## RECORD EXCERPTS
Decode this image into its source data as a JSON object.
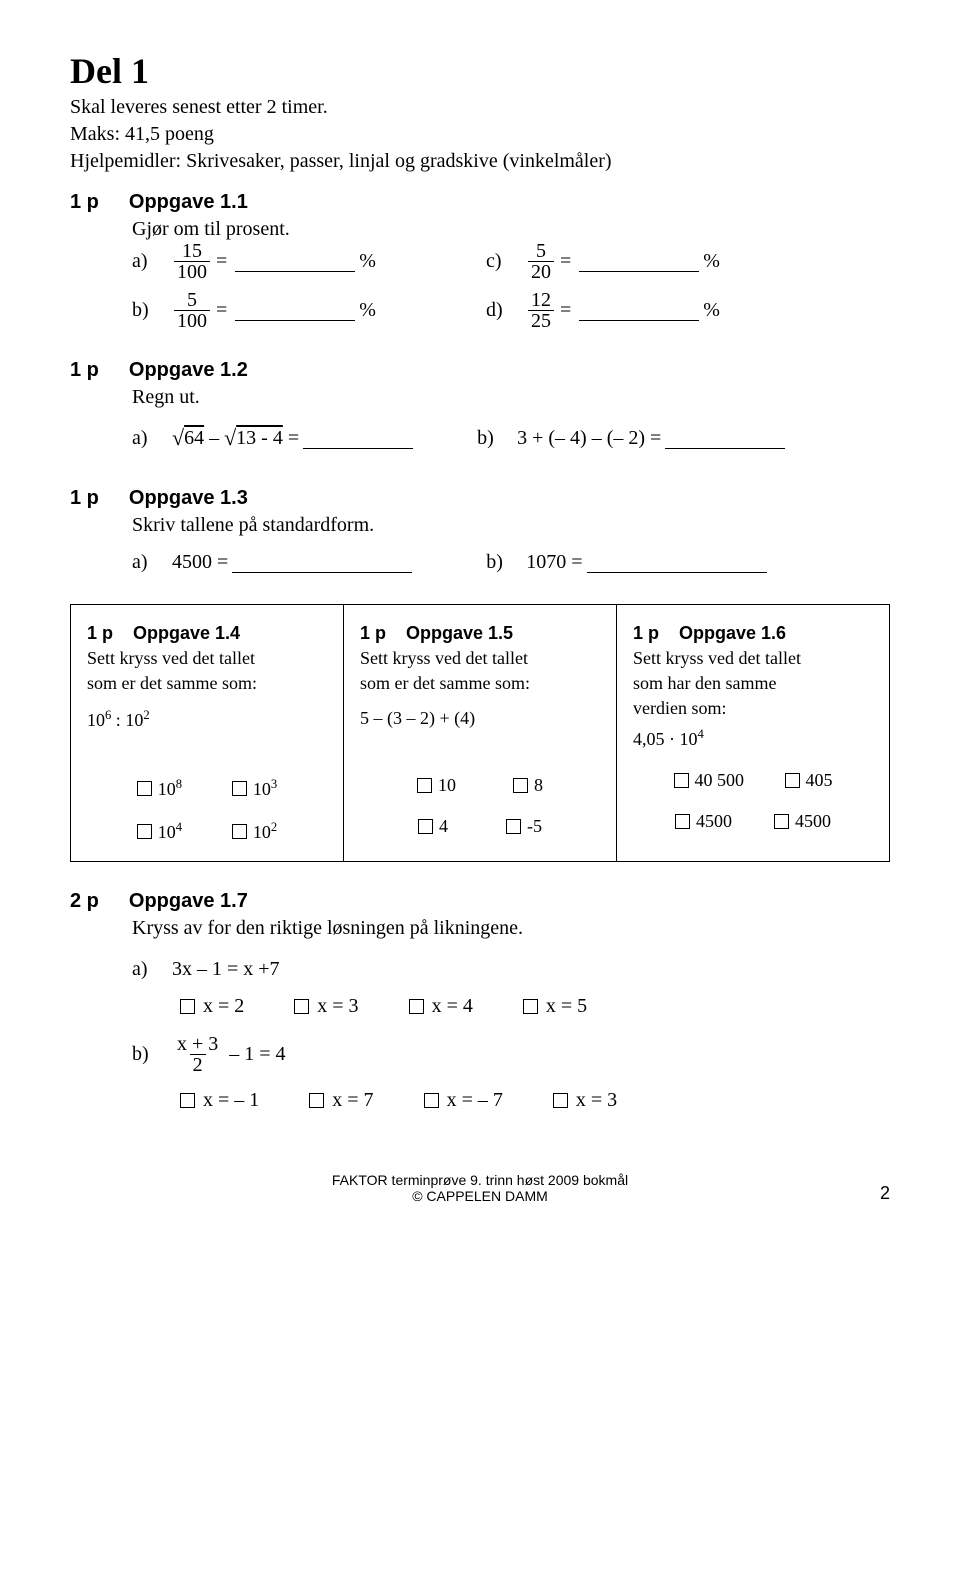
{
  "title": "Del 1",
  "intro": {
    "line1": "Skal leveres senest etter 2 timer.",
    "line2": "Maks: 41,5 poeng",
    "line3": "Hjelpemidler: Skrivesaker, passer, linjal og gradskive (vinkelmåler)"
  },
  "q1_1": {
    "points": "1 p",
    "heading": "Oppgave 1.1",
    "text": "Gjør om til prosent.",
    "a_label": "a)",
    "a_num": "15",
    "a_den": "100",
    "a_unit": "%",
    "b_label": "b)",
    "b_num": "5",
    "b_den": "100",
    "b_unit": "%",
    "c_label": "c)",
    "c_num": "5",
    "c_den": "20",
    "c_unit": "%",
    "d_label": "d)",
    "d_num": "12",
    "d_den": "25",
    "d_unit": "%"
  },
  "q1_2": {
    "points": "1 p",
    "heading": "Oppgave 1.2",
    "text": "Regn ut.",
    "a_label": "a)",
    "a_expr_1": "64",
    "a_expr_2": "13 - 4",
    "b_label": "b)",
    "b_expr": "3 + (– 4) – (– 2) ="
  },
  "q1_3": {
    "points": "1 p",
    "heading": "Oppgave 1.3",
    "text": "Skriv tallene på standardform.",
    "a_label": "a)",
    "a_expr": "4500 =",
    "b_label": "b)",
    "b_expr": "1070 ="
  },
  "box1": {
    "points": "1 p",
    "heading": "Oppgave 1.4",
    "line1": "Sett kryss ved det tallet",
    "line2": "som er det samme som:",
    "expr_base1": "10",
    "expr_exp1": "6",
    "expr_op": " : ",
    "expr_base2": "10",
    "expr_exp2": "2",
    "o1": "10",
    "o1e": "8",
    "o2": "10",
    "o2e": "3",
    "o3": "10",
    "o3e": "4",
    "o4": "10",
    "o4e": "2"
  },
  "box2": {
    "points": "1 p",
    "heading": "Oppgave 1.5",
    "line1": "Sett kryss ved det tallet",
    "line2": "som er det samme som:",
    "expr": "5 – (3 – 2) + (4)",
    "o1": "10",
    "o2": "8",
    "o3": "4",
    "o4": "-5"
  },
  "box3": {
    "points": "1 p",
    "heading": "Oppgave 1.6",
    "line1": "Sett kryss ved det tallet",
    "line2": "som har den samme",
    "line3": "verdien som:",
    "expr_coef": "4,05 · 10",
    "expr_exp": "4",
    "o1": "40 500",
    "o2": "405",
    "o3": "4500",
    "o4": "4500"
  },
  "q1_7": {
    "points": "2 p",
    "heading": "Oppgave 1.7",
    "text": "Kryss av for den riktige løsningen på likningene.",
    "a_label": "a)",
    "a_expr": "3x – 1 = x +7",
    "a_o1": "x = 2",
    "a_o2": "x = 3",
    "a_o3": "x = 4",
    "a_o4": "x = 5",
    "b_label": "b)",
    "b_num": "x + 3",
    "b_den": "2",
    "b_rest": "– 1 = 4",
    "b_o1": "x = – 1",
    "b_o2": "x = 7",
    "b_o3": "x = – 7",
    "b_o4": "x = 3"
  },
  "footer": {
    "line1": "FAKTOR terminprøve 9. trinn høst 2009 bokmål",
    "line2": "© CAPPELEN DAMM",
    "page": "2"
  },
  "style": {
    "blank_short": "120px",
    "blank_med": "170px",
    "blank_long": "190px"
  }
}
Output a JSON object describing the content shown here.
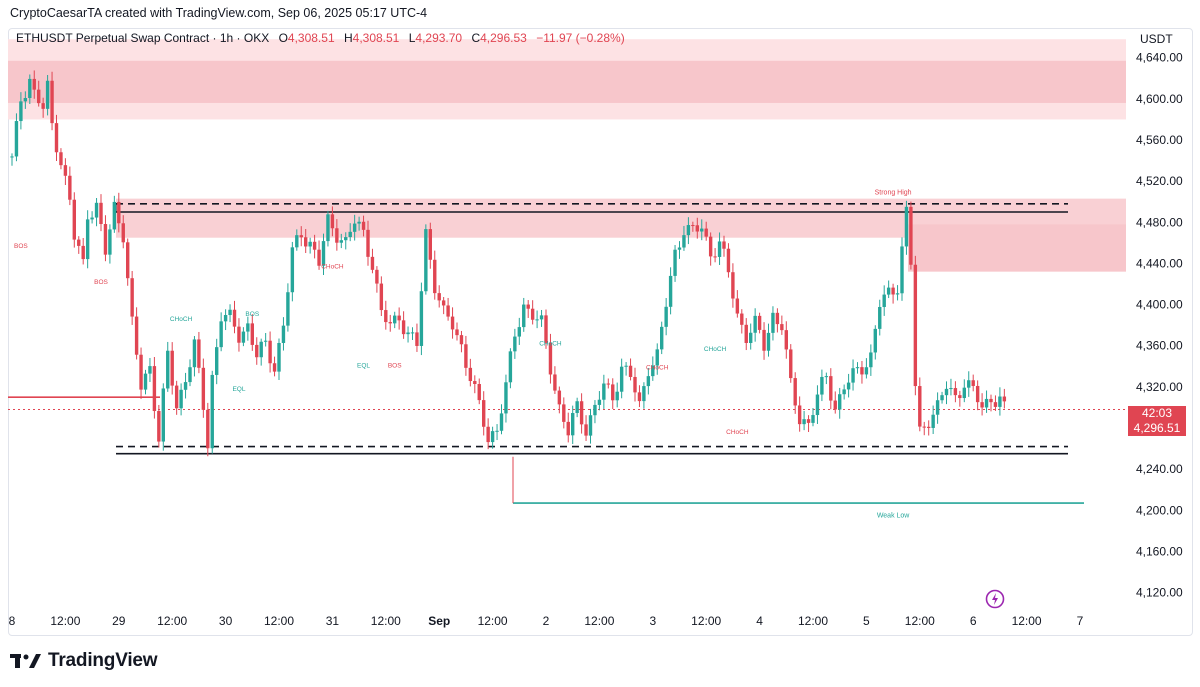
{
  "header": {
    "attribution": "CryptoCaesarTA created with TradingView.com, Sep 06, 2025 05:17 UTC-4"
  },
  "legend": {
    "symbol": "ETHUSDT Perpetual Swap Contract · 1h · OKX",
    "open_label": "O",
    "open": "4,308.51",
    "high_label": "H",
    "high": "4,308.51",
    "low_label": "L",
    "low": "4,293.70",
    "close_label": "C",
    "close": "4,296.53",
    "change": "−11.97 (−0.28%)"
  },
  "price_axis": {
    "currency": "USDT",
    "countdown": "42:03",
    "last_price": "4,296.51"
  },
  "colors": {
    "up": "#26a69a",
    "down": "#e04552",
    "supply_zone": "#f7c6cb",
    "text": "#131722"
  },
  "chart_data": {
    "type": "candlestick",
    "symbol": "ETHUSDT",
    "timeframe": "1h",
    "y_ticks": [
      4120,
      4160,
      4200,
      4240,
      4280,
      4320,
      4360,
      4400,
      4440,
      4480,
      4520,
      4560,
      4600,
      4640
    ],
    "ylim": [
      4105,
      4665
    ],
    "x_ticks": [
      "8",
      "12:00",
      "29",
      "12:00",
      "30",
      "12:00",
      "31",
      "12:00",
      "Sep",
      "12:00",
      "2",
      "12:00",
      "3",
      "12:00",
      "4",
      "12:00",
      "5",
      "12:00",
      "6",
      "12:00",
      "7"
    ],
    "x_start": "Aug 28 00:00",
    "hours_per_tick": 12,
    "close_path": [
      [
        0,
        4540
      ],
      [
        2,
        4600
      ],
      [
        4,
        4620
      ],
      [
        5,
        4605
      ],
      [
        7,
        4590
      ],
      [
        8,
        4610
      ],
      [
        9,
        4575
      ],
      [
        11,
        4540
      ],
      [
        13,
        4500
      ],
      [
        14,
        4465
      ],
      [
        16,
        4440
      ],
      [
        17,
        4490
      ],
      [
        19,
        4495
      ],
      [
        21,
        4450
      ],
      [
        23,
        4495
      ],
      [
        25,
        4470
      ],
      [
        27,
        4380
      ],
      [
        29,
        4320
      ],
      [
        31,
        4340
      ],
      [
        33,
        4270
      ],
      [
        35,
        4350
      ],
      [
        37,
        4300
      ],
      [
        39,
        4330
      ],
      [
        41,
        4360
      ],
      [
        43,
        4300
      ],
      [
        44,
        4265
      ],
      [
        45,
        4330
      ],
      [
        47,
        4390
      ],
      [
        49,
        4385
      ],
      [
        51,
        4370
      ],
      [
        53,
        4380
      ],
      [
        55,
        4350
      ],
      [
        57,
        4360
      ],
      [
        59,
        4340
      ],
      [
        61,
        4380
      ],
      [
        63,
        4450
      ],
      [
        65,
        4470
      ],
      [
        67,
        4460
      ],
      [
        69,
        4440
      ],
      [
        71,
        4480
      ],
      [
        73,
        4470
      ],
      [
        75,
        4460
      ],
      [
        77,
        4480
      ],
      [
        79,
        4470
      ],
      [
        81,
        4440
      ],
      [
        83,
        4390
      ],
      [
        85,
        4380
      ],
      [
        87,
        4390
      ],
      [
        89,
        4370
      ],
      [
        91,
        4360
      ],
      [
        93,
        4470
      ],
      [
        95,
        4420
      ],
      [
        97,
        4390
      ],
      [
        99,
        4380
      ],
      [
        101,
        4360
      ],
      [
        103,
        4330
      ],
      [
        105,
        4300
      ],
      [
        107,
        4270
      ],
      [
        109,
        4280
      ],
      [
        111,
        4320
      ],
      [
        113,
        4370
      ],
      [
        115,
        4400
      ],
      [
        117,
        4390
      ],
      [
        119,
        4380
      ],
      [
        121,
        4340
      ],
      [
        123,
        4300
      ],
      [
        125,
        4275
      ],
      [
        127,
        4300
      ],
      [
        129,
        4280
      ],
      [
        131,
        4300
      ],
      [
        133,
        4320
      ],
      [
        135,
        4310
      ],
      [
        137,
        4340
      ],
      [
        139,
        4330
      ],
      [
        141,
        4300
      ],
      [
        143,
        4340
      ],
      [
        145,
        4350
      ],
      [
        147,
        4400
      ],
      [
        149,
        4450
      ],
      [
        151,
        4475
      ],
      [
        153,
        4470
      ],
      [
        155,
        4475
      ],
      [
        157,
        4450
      ],
      [
        159,
        4460
      ],
      [
        161,
        4430
      ],
      [
        163,
        4390
      ],
      [
        165,
        4370
      ],
      [
        167,
        4380
      ],
      [
        169,
        4360
      ],
      [
        171,
        4390
      ],
      [
        173,
        4380
      ],
      [
        175,
        4320
      ],
      [
        177,
        4290
      ],
      [
        179,
        4285
      ],
      [
        181,
        4310
      ],
      [
        183,
        4330
      ],
      [
        185,
        4300
      ],
      [
        187,
        4320
      ],
      [
        189,
        4330
      ],
      [
        191,
        4340
      ],
      [
        193,
        4350
      ],
      [
        195,
        4400
      ],
      [
        197,
        4410
      ],
      [
        199,
        4420
      ],
      [
        201,
        4490
      ],
      [
        202,
        4440
      ],
      [
        203,
        4320
      ],
      [
        204,
        4275
      ],
      [
        206,
        4290
      ],
      [
        208,
        4300
      ],
      [
        210,
        4320
      ],
      [
        212,
        4310
      ],
      [
        214,
        4325
      ],
      [
        216,
        4315
      ],
      [
        218,
        4300
      ],
      [
        220,
        4310
      ],
      [
        222,
        4307
      ],
      [
        223,
        4297
      ]
    ],
    "horizontal_levels": [
      {
        "price": 4498,
        "style": "dashed",
        "color": "#131722"
      },
      {
        "price": 4490,
        "style": "solid",
        "color": "#131722"
      },
      {
        "price": 4262,
        "style": "dashed",
        "color": "#131722"
      },
      {
        "price": 4255,
        "style": "solid",
        "color": "#131722"
      },
      {
        "price": 4310,
        "style": "solid",
        "color": "#e04552"
      },
      {
        "price": 4207,
        "style": "solid",
        "color": "#26a69a"
      },
      {
        "price": 4298,
        "style": "dotted",
        "color": "#e04552"
      }
    ],
    "zones": [
      {
        "top": 4658,
        "bottom": 4580,
        "color": "#fde2e4"
      },
      {
        "top": 4637,
        "bottom": 4596,
        "color": "#f7c6cb"
      },
      {
        "top": 4503,
        "bottom": 4465,
        "color": "#f9d0d4"
      },
      {
        "top": 4478,
        "bottom": 4432,
        "color": "#f7c6cb"
      }
    ],
    "annotations": [
      {
        "text": "BOS",
        "price": 4455,
        "hour": 2,
        "color": "#e04552"
      },
      {
        "text": "BOS",
        "price": 4420,
        "hour": 20,
        "color": "#e04552"
      },
      {
        "text": "CHoCH",
        "price": 4384,
        "hour": 38,
        "color": "#26a69a"
      },
      {
        "text": "BOS",
        "price": 4389,
        "hour": 54,
        "color": "#26a69a"
      },
      {
        "text": "EQL",
        "price": 4316,
        "hour": 51,
        "color": "#26a69a"
      },
      {
        "text": "CHoCH",
        "price": 4435,
        "hour": 72,
        "color": "#e04552"
      },
      {
        "text": "EQL",
        "price": 4339,
        "hour": 79,
        "color": "#26a69a"
      },
      {
        "text": "BOS",
        "price": 4339,
        "hour": 86,
        "color": "#e04552"
      },
      {
        "text": "CHoCH",
        "price": 4360,
        "hour": 121,
        "color": "#26a69a"
      },
      {
        "text": "CHoCH",
        "price": 4337,
        "hour": 145,
        "color": "#e04552"
      },
      {
        "text": "CHoCH",
        "price": 4355,
        "hour": 158,
        "color": "#26a69a"
      },
      {
        "text": "CHoCH",
        "price": 4274,
        "hour": 163,
        "color": "#e04552"
      },
      {
        "text": "Strong High",
        "price": 4507,
        "hour": 198,
        "color": "#e04552"
      },
      {
        "text": "Weak Low",
        "price": 4193,
        "hour": 198,
        "color": "#26a69a"
      }
    ]
  },
  "footer": {
    "brand": "TradingView"
  }
}
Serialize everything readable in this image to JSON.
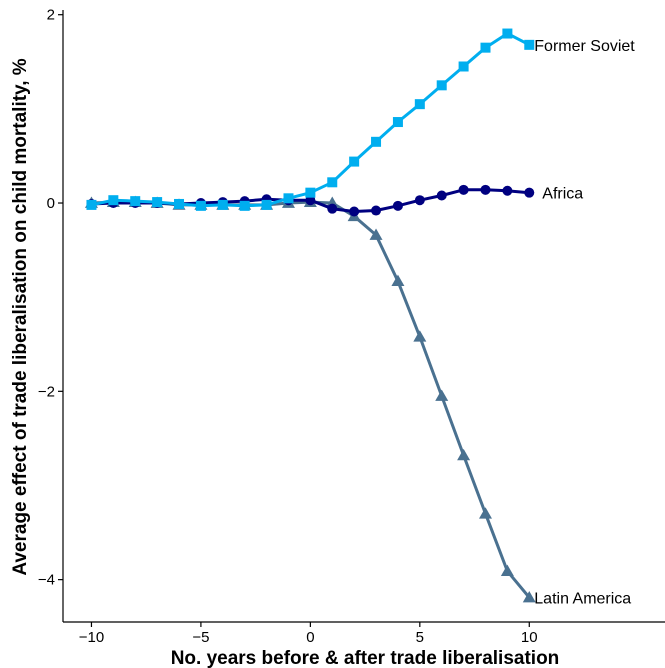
{
  "chart_data": {
    "type": "line",
    "title": "",
    "xlabel": "No. years before & after trade liberalisation",
    "ylabel": "Average effect of trade liberalisation on child mortality, %",
    "xlim": [
      -11.3,
      16.2
    ],
    "ylim": [
      -4.45,
      2.05
    ],
    "xticks": [
      -10,
      -5,
      0,
      5,
      10
    ],
    "yticks": [
      -4,
      -2,
      0,
      2
    ],
    "grid": false,
    "legend": "direct labels at line ends",
    "x": [
      -10,
      -9,
      -8,
      -7,
      -6,
      -5,
      -4,
      -3,
      -2,
      -1,
      0,
      1,
      2,
      3,
      4,
      5,
      6,
      7,
      8,
      9,
      10
    ],
    "series": [
      {
        "name": "Africa",
        "color": "#000080",
        "marker": "circle",
        "values": [
          -0.01,
          0.0,
          0.0,
          0.0,
          -0.01,
          0.0,
          0.01,
          0.02,
          0.04,
          0.03,
          0.03,
          -0.06,
          -0.09,
          -0.08,
          -0.03,
          0.03,
          0.08,
          0.14,
          0.14,
          0.13,
          0.11
        ]
      },
      {
        "name": "Former Soviet",
        "color": "#00AEEF",
        "marker": "square",
        "values": [
          -0.02,
          0.03,
          0.02,
          0.01,
          -0.01,
          -0.03,
          -0.02,
          -0.03,
          -0.02,
          0.05,
          0.11,
          0.22,
          0.44,
          0.65,
          0.86,
          1.05,
          1.25,
          1.45,
          1.65,
          1.8,
          1.68
        ]
      },
      {
        "name": "Latin America",
        "color": "#4A7190",
        "marker": "triangle",
        "values": [
          0.0,
          0.01,
          0.01,
          0.0,
          -0.02,
          -0.02,
          -0.02,
          -0.02,
          -0.02,
          0.0,
          0.01,
          0.0,
          -0.14,
          -0.34,
          -0.83,
          -1.42,
          -2.05,
          -2.68,
          -3.3,
          -3.91,
          -4.19
        ]
      }
    ]
  }
}
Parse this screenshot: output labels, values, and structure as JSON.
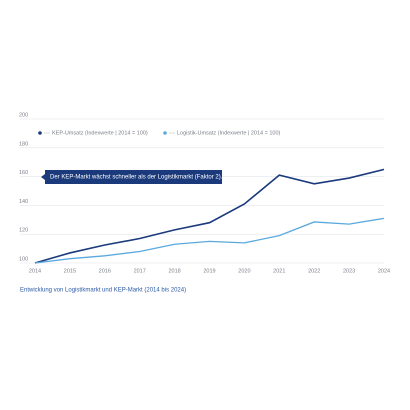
{
  "chart_data": {
    "type": "line",
    "caption": "Entwicklung von Logistikmarkt und KEP-Markt (2014 bis 2024)",
    "annotation": "Der KEP-Markt wächst schneller als der Logistikmarkt (Faktor 2).",
    "categories": [
      "2014",
      "2015",
      "2016",
      "2017",
      "2018",
      "2019",
      "2020",
      "2021",
      "2022",
      "2023",
      "2024"
    ],
    "series": [
      {
        "name": "KEP-Umsatz (Indexwerte | 2014 = 100)",
        "color": "#1b3a7c",
        "values": [
          100,
          107,
          112.5,
          117,
          123,
          128,
          141,
          161,
          155,
          159,
          165
        ]
      },
      {
        "name": "Logistik-Umsatz (Indexwerte | 2014 = 100)",
        "color": "#5aa9de",
        "values": [
          100,
          103,
          105,
          108,
          113,
          115,
          114,
          119,
          128.5,
          127,
          131
        ]
      }
    ],
    "ylim": [
      100,
      200
    ],
    "yticks": [
      100,
      120,
      140,
      160,
      180,
      200
    ],
    "grid": true
  }
}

## AIM OF THE EXERCISE
Please write out the material from the line containing "Parse this screenshot: output" to its final line, both inclusive, exactly as it appears; pictures are not part of the copy.

## RESPONSE
Parse this screenshot: output labels, values, and structure as JSON.
{
  "chart_data": {
    "type": "line",
    "caption": "Entwicklung von Logistikmarkt und KEP-Markt (2014 bis 2024)",
    "annotation": "Der KEP-Markt wächst schneller als der Logistikmarkt (Faktor 2).",
    "categories": [
      "2014",
      "2015",
      "2016",
      "2017",
      "2018",
      "2019",
      "2020",
      "2021",
      "2022",
      "2023",
      "2024"
    ],
    "series": [
      {
        "name": "KEP-Umsatz (Indexwerte | 2014 = 100)",
        "color": "#1b3a7c",
        "values": [
          100,
          107,
          112.5,
          117,
          123,
          128,
          141,
          161,
          155,
          159,
          165
        ]
      },
      {
        "name": "Logistik-Umsatz (Indexwerte | 2014 = 100)",
        "color": "#5aa9de",
        "values": [
          100,
          103,
          105,
          108,
          113,
          115,
          114,
          119,
          128.5,
          127,
          131
        ]
      }
    ],
    "ylim": [
      100,
      200
    ],
    "yticks": [
      100,
      120,
      140,
      160,
      180,
      200
    ],
    "grid": true
  }
}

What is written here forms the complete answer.